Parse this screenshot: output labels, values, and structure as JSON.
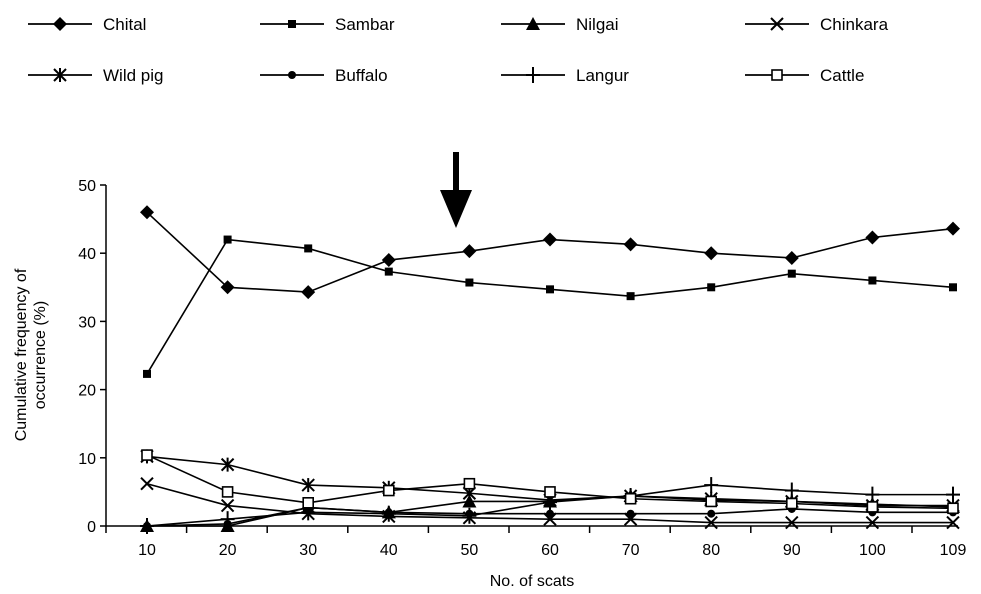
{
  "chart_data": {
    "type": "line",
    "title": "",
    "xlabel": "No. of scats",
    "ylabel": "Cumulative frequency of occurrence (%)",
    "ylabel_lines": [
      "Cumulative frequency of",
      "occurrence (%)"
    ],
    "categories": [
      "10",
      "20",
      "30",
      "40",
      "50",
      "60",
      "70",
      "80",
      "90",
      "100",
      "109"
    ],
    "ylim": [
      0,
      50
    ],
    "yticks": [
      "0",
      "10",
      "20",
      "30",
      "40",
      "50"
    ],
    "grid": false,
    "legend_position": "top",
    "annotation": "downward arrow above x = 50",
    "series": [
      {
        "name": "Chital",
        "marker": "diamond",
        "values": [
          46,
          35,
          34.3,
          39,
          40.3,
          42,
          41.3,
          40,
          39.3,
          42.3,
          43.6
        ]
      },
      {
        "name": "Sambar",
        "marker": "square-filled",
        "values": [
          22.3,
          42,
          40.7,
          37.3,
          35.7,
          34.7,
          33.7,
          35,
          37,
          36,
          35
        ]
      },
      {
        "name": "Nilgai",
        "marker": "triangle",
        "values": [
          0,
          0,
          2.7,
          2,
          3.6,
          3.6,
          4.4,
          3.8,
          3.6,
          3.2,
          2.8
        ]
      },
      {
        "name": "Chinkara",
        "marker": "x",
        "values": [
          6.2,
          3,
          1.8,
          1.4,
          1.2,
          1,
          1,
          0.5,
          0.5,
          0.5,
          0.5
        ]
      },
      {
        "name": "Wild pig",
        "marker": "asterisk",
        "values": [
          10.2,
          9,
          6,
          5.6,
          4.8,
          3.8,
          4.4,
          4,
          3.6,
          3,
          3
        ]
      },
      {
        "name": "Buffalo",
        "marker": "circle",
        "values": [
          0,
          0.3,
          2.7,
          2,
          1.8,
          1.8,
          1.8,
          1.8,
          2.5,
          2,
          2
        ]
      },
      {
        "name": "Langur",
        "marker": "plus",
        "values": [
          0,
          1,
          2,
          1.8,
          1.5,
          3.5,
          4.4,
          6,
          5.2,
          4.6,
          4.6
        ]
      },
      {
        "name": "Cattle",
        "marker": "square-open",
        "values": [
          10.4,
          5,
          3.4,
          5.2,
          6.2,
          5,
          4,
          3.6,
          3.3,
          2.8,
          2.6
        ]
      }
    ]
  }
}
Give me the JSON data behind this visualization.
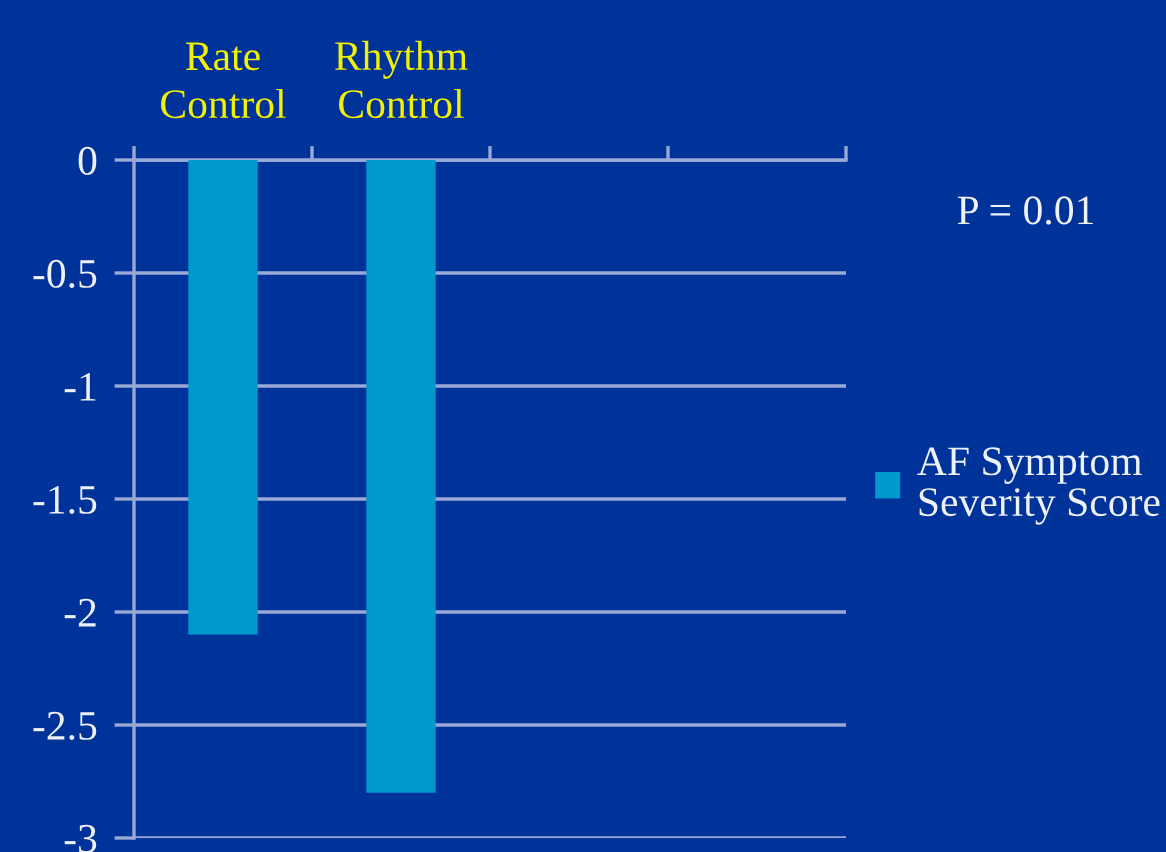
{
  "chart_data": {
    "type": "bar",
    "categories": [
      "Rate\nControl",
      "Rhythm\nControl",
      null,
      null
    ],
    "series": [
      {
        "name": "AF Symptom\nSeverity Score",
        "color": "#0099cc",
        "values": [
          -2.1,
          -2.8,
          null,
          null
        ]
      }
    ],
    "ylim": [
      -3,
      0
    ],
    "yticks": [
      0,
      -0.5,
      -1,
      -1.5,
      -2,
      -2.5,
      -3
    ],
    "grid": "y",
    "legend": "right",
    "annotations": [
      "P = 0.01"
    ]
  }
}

Do this:
Take the listing above and print it exactly, apart from the pictures.

Right answer:
Parse this screenshot: output labels, values, and structure as JSON.
{
  "chart_data": {
    "type": "line",
    "title": "",
    "xlabel": "No. of scats",
    "ylabel": "Cumulative frequency of occurrence (%)",
    "ylabel_lines": [
      "Cumulative frequency of",
      "occurrence (%)"
    ],
    "categories": [
      "10",
      "20",
      "30",
      "40",
      "50",
      "60",
      "70",
      "80",
      "90",
      "100",
      "109"
    ],
    "ylim": [
      0,
      50
    ],
    "yticks": [
      "0",
      "10",
      "20",
      "30",
      "40",
      "50"
    ],
    "grid": false,
    "legend_position": "top",
    "annotation": "downward arrow above x = 50",
    "series": [
      {
        "name": "Chital",
        "marker": "diamond",
        "values": [
          46,
          35,
          34.3,
          39,
          40.3,
          42,
          41.3,
          40,
          39.3,
          42.3,
          43.6
        ]
      },
      {
        "name": "Sambar",
        "marker": "square-filled",
        "values": [
          22.3,
          42,
          40.7,
          37.3,
          35.7,
          34.7,
          33.7,
          35,
          37,
          36,
          35
        ]
      },
      {
        "name": "Nilgai",
        "marker": "triangle",
        "values": [
          0,
          0,
          2.7,
          2,
          3.6,
          3.6,
          4.4,
          3.8,
          3.6,
          3.2,
          2.8
        ]
      },
      {
        "name": "Chinkara",
        "marker": "x",
        "values": [
          6.2,
          3,
          1.8,
          1.4,
          1.2,
          1,
          1,
          0.5,
          0.5,
          0.5,
          0.5
        ]
      },
      {
        "name": "Wild pig",
        "marker": "asterisk",
        "values": [
          10.2,
          9,
          6,
          5.6,
          4.8,
          3.8,
          4.4,
          4,
          3.6,
          3,
          3
        ]
      },
      {
        "name": "Buffalo",
        "marker": "circle",
        "values": [
          0,
          0.3,
          2.7,
          2,
          1.8,
          1.8,
          1.8,
          1.8,
          2.5,
          2,
          2
        ]
      },
      {
        "name": "Langur",
        "marker": "plus",
        "values": [
          0,
          1,
          2,
          1.8,
          1.5,
          3.5,
          4.4,
          6,
          5.2,
          4.6,
          4.6
        ]
      },
      {
        "name": "Cattle",
        "marker": "square-open",
        "values": [
          10.4,
          5,
          3.4,
          5.2,
          6.2,
          5,
          4,
          3.6,
          3.3,
          2.8,
          2.6
        ]
      }
    ]
  }
}
Give me the JSON data behind this visualization.
{
  "chart_data": {
    "type": "bar",
    "categories": [
      "Rate\nControl",
      "Rhythm\nControl",
      null,
      null
    ],
    "series": [
      {
        "name": "AF Symptom\nSeverity Score",
        "color": "#0099cc",
        "values": [
          -2.1,
          -2.8,
          null,
          null
        ]
      }
    ],
    "ylim": [
      -3,
      0
    ],
    "yticks": [
      0,
      -0.5,
      -1,
      -1.5,
      -2,
      -2.5,
      -3
    ],
    "grid": "y",
    "legend": "right",
    "annotations": [
      "P = 0.01"
    ]
  }
}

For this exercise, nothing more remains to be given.